▸ **WHAT YOU SHOULD DO**
From the entries that follow, list every line in which the string "Entdeckung" appears.

▸ **Data entries**
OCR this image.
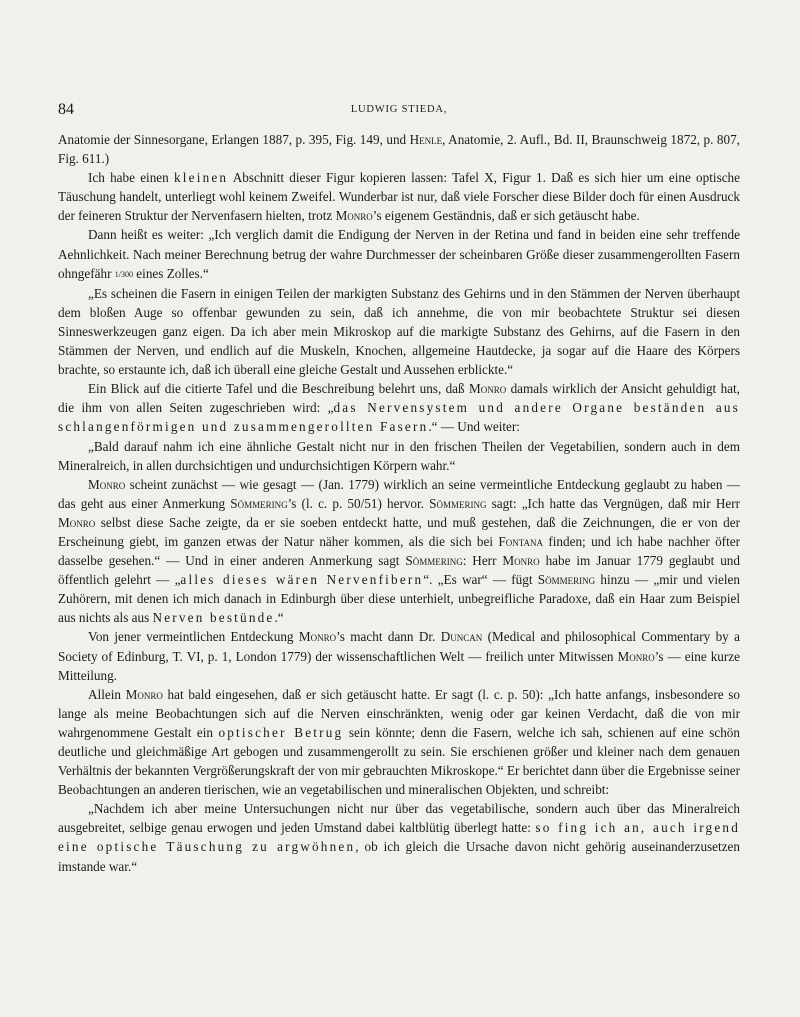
84	LUDWIG STIEDA,

Anatomie der Sinnesorgane, Erlangen 1887, p. 395, Fig. 149, und Henle, Anatomie, 2. Aufl., Bd. II, Braunschweig 1872, p. 807, Fig. 611.)

Ich habe einen kleinen Abschnitt dieser Figur kopieren lassen: Tafel X, Figur 1. Daß es sich hier um eine optische Täuschung handelt, unterliegt wohl keinem Zweifel. Wunderbar ist nur, daß viele Forscher diese Bilder doch für einen Ausdruck der feineren Struktur der Nervenfasern hielten, trotz Monro’s eigenem Geständnis, daß er sich getäuscht habe.

Dann heißt es weiter: „Ich verglich damit die Endigung der Nerven in der Retina und fand in beiden eine sehr treffende Aehnlichkeit. Nach meiner Berechnung betrug der wahre Durchmesser der scheinbaren Größe dieser zusammengerollten Fasern ohngefähr 1/300 eines Zolles.“

„Es scheinen die Fasern in einigen Teilen der markigten Substanz des Gehirns und in den Stämmen der Nerven überhaupt dem bloßen Auge so offenbar gewunden zu sein, daß ich annehme, die von mir beobachtete Struktur sei diesen Sinneswerkzeugen ganz eigen. Da ich aber mein Mikroskop auf die markigte Substanz des Gehirns, auf die Fasern in den Stämmen der Nerven, und endlich auf die Muskeln, Knochen, allgemeine Hautdecke, ja sogar auf die Haare des Körpers brachte, so erstaunte ich, daß ich überall eine gleiche Gestalt und Aussehen erblickte.“

Ein Blick auf die citierte Tafel und die Beschreibung belehrt uns, daß Monro damals wirklich der Ansicht gehuldigt hat, die ihm von allen Seiten zugeschrieben wird: „das Nervensystem und andere Organe beständen aus schlangenförmigen und zusammengerollten Fasern.“ — Und weiter:

„Bald darauf nahm ich eine ähnliche Gestalt nicht nur in den frischen Theilen der Vegetabilien, sondern auch in dem Mineralreich, in allen durchsichtigen und undurchsichtigen Körpern wahr.“

Monro scheint zunächst — wie gesagt — (Jan. 1779) wirklich an seine vermeintliche Entdeckung geglaubt zu haben — das geht aus einer Anmerkung Sömmering’s (l. c. p. 50/51) hervor. Sömmering sagt: „Ich hatte das Vergnügen, daß mir Herr Monro selbst diese Sache zeigte, da er sie soeben entdeckt hatte, und muß gestehen, daß die Zeichnungen, die er von der Erscheinung giebt, im ganzen etwas der Natur näher kommen, als die sich bei Fontana finden; und ich habe nachher öfter dasselbe gesehen.“ — Und in einer anderen Anmerkung sagt Sömmering: Herr Monro habe im Januar 1779 geglaubt und öffentlich gelehrt — „alles dieses wären Nervenfibern“. „Es war“ — fügt Sömmering hinzu — „mir und vielen Zuhörern, mit denen ich mich danach in Edinburgh über diese unterhielt, unbegreifliche Paradoxe, daß ein Haar zum Beispiel aus nichts als aus Nerven bestünde.“

Von jener vermeintlichen Entdeckung Monro’s macht dann Dr. Duncan (Medical and philosophical Commentary by a Society of Edinburg, T. VI, p. 1, London 1779) der wissenschaftlichen Welt — freilich unter Mitwissen Monro’s — eine kurze Mitteilung.

Allein Monro hat bald eingesehen, daß er sich getäuscht hatte. Er sagt (l. c. p. 50): „Ich hatte anfangs, insbesondere so lange als meine Beobachtungen sich auf die Nerven einschränkten, wenig oder gar keinen Verdacht, daß die von mir wahrgenommene Gestalt ein optischer Betrug sein könnte; denn die Fasern, welche ich sah, schienen auf eine schön deutliche und gleichmäßige Art gebogen und zusammengerollt zu sein. Sie erschienen größer und kleiner nach dem genauen Verhältnis der bekannten Vergrößerungskraft der von mir gebrauchten Mikroskope.“ Er berichtet dann über die Ergebnisse seiner Beobachtungen an anderen tierischen, wie an vegetabilischen und mineralischen Objekten, und schreibt:

„Nachdem ich aber meine Untersuchungen nicht nur über das vegetabilische, sondern auch über das Mineralreich ausgebreitet, selbige genau erwogen und jeden Umstand dabei kaltblütig überlegt hatte: so fing ich an, auch irgend eine optische Täuschung zu argwöhnen, ob ich gleich die Ursache davon nicht gehörig auseinanderzusetzen imstande war.“
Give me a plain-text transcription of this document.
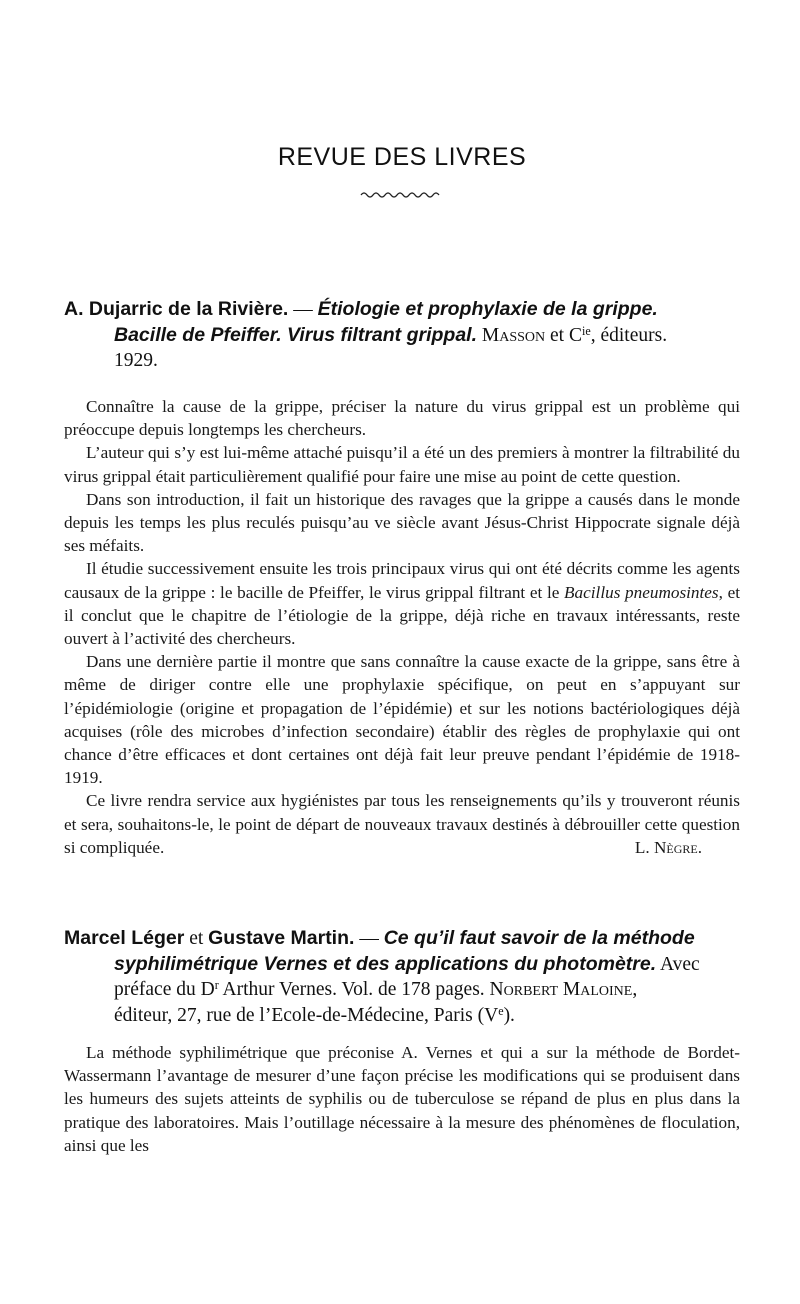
REVUE DES LIVRES
A. Dujarric de la Rivière. — Étiologie et prophylaxie de la grippe.
Bacille de Pfeiffer. Virus filtrant grippal. Masson et $C^{ie}$, éditeurs.
1929.

Connaître la cause de la grippe, préciser la nature du virus grippal est un problème qui préoccupe depuis longtemps les chercheurs.

L’auteur qui s’y est lui-même attaché puisqu’il a été un des premiers à montrer la filtrabilité du virus grippal était particulièrement qualifié pour faire une mise au point de cette question.

Dans son introduction, il fait un historique des ravages que la grippe a causés dans le monde depuis les temps les plus reculés puisqu’au ve siècle avant Jésus-Christ Hippocrate signale déjà ses méfaits.

Il étudie successivement ensuite les trois principaux virus qui ont été décrits comme les agents causaux de la grippe : le bacille de Pfeiffer, le virus grippal filtrant et le Bacillus pneumosintes, et il conclut que le chapitre de l’étiologie de la grippe, déjà riche en travaux intéressants, reste ouvert à l’activité des chercheurs.

Dans une dernière partie il montre que sans connaître la cause exacte de la grippe, sans être à même de diriger contre elle une prophylaxie spécifique, on peut en s’appuyant sur l’épidémiologie (origine et propagation de l’épidémie) et sur les notions bactériologiques déjà acquises (rôle des microbes d’infection secondaire) établir des règles de prophylaxie qui ont chance d’être efficaces et dont certaines ont déjà fait leur preuve pendant l’épidémie de 1918-1919.

Ce livre rendra service aux hygiénistes par tous les renseignements qu’ils y trouveront réunis et sera, souhaitons-le, le point de départ de nouveaux travaux destinés à débrouiller cette question si compliquée.	L. Nègre.

Marcel Léger et Gustave Martin. — Ce qu’il faut savoir de la méthode
syphilimétrique Vernes et des applications du photomètre. Avec
préface du $D^r$ Arthur Vernes. Vol. de 178 pages. Norbert Maloine,
éditeur, 27, rue de l’Ecole-de-Médecine, Paris (Ve).

La méthode syphilimétrique que préconise A. Vernes et qui a sur la méthode de Bordet-Wassermann l’avantage de mesurer d’une façon précise les modifications qui se produisent dans les humeurs des sujets atteints de syphilis ou de tuberculose se répand de plus en plus dans la pratique des laboratoires. Mais l’outillage nécessaire à la mesure des phénomènes de floculation, ainsi que les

▸ **RESPONSE AREA**
Monro scheint zunächst — wie gesagt — (Jan. 1779) wirklich an seine vermeintliche Entdeckung geglaubt zu haben — das geht aus einer Anmerkung Sömmering’s (l. c. p. 50/51) hervor. Sömmering sagt: „Ich hatte das Vergnügen, daß mir Herr Monro selbst diese Sache zeigte, da er sie soeben entdeckt hatte, und muß gestehen, daß die Zeichnungen, die er von der Erscheinung giebt, im ganzen etwas der Natur näher kommen, als die sich bei Fontana finden; und ich habe nachher öfter dasselbe gesehen.“ — Und in einer anderen Anmerkung sagt Sömmering: Herr Monro habe im Januar 1779 geglaubt und öffentlich gelehrt — „alles dieses wären Nervenfibern“. „Es war“ — fügt Sömmering hinzu — „mir und vielen Zuhörern, mit denen ich mich danach in Edinburgh über diese unterhielt, unbegreifliche Paradoxe, daß ein Haar zum Beispiel aus nichts als aus Nerven bestünde.“
Von jener vermeintlichen Entdeckung Monro’s macht dann Dr. Duncan (Medical and philosophical Commentary by a Society of Edinburg, T. VI, p. 1, London 1779) der wissenschaftlichen Welt — freilich unter Mitwissen Monro’s — eine kurze Mitteilung.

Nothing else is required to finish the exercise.